Stated exercise: Using the material that follows, identify and copy each line with the string "Produtos".

Records from a collection of figures

================

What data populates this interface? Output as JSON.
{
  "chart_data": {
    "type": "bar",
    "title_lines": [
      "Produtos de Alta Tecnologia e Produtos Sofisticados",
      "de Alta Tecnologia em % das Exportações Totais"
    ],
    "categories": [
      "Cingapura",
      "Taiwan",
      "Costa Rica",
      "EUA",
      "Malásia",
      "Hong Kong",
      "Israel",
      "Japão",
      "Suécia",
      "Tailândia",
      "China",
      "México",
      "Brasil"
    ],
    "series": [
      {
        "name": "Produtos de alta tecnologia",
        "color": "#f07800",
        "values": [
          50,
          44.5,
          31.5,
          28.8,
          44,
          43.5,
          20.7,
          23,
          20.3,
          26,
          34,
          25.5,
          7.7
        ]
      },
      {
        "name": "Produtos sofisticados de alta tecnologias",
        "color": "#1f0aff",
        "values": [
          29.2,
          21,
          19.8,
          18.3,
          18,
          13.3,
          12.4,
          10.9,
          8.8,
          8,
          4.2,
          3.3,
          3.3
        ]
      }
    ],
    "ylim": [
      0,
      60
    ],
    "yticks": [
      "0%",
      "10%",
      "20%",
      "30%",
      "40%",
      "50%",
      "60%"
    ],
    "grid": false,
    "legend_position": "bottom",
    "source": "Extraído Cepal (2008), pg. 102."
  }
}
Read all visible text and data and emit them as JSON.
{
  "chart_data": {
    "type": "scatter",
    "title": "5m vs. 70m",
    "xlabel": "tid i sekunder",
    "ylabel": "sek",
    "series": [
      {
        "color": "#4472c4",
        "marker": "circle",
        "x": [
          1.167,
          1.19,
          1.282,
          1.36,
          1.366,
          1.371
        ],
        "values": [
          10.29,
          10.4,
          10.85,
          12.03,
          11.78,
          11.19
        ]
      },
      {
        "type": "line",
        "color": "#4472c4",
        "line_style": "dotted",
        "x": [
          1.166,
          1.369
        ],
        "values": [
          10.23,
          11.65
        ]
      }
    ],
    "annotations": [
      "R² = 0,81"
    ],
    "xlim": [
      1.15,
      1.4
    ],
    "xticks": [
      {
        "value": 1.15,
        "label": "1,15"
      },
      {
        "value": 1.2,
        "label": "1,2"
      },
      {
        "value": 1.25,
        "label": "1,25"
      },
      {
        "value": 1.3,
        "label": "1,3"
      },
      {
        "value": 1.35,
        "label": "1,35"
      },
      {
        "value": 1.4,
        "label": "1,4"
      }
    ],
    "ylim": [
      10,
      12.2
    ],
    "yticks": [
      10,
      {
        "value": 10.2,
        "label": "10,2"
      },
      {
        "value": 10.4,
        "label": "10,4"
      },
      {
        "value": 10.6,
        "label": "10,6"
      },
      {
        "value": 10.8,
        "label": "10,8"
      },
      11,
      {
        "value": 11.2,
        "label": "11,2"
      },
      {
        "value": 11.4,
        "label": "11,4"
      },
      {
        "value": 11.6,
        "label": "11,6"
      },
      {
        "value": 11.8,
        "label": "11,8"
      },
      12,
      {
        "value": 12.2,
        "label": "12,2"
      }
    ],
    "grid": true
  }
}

================

Exercise output:
      "Produtos de Alta Tecnologia e Produtos Sofisticados",
        "name": "Produtos de alta tecnologia",
        "name": "Produtos sofisticados de alta tecnologias",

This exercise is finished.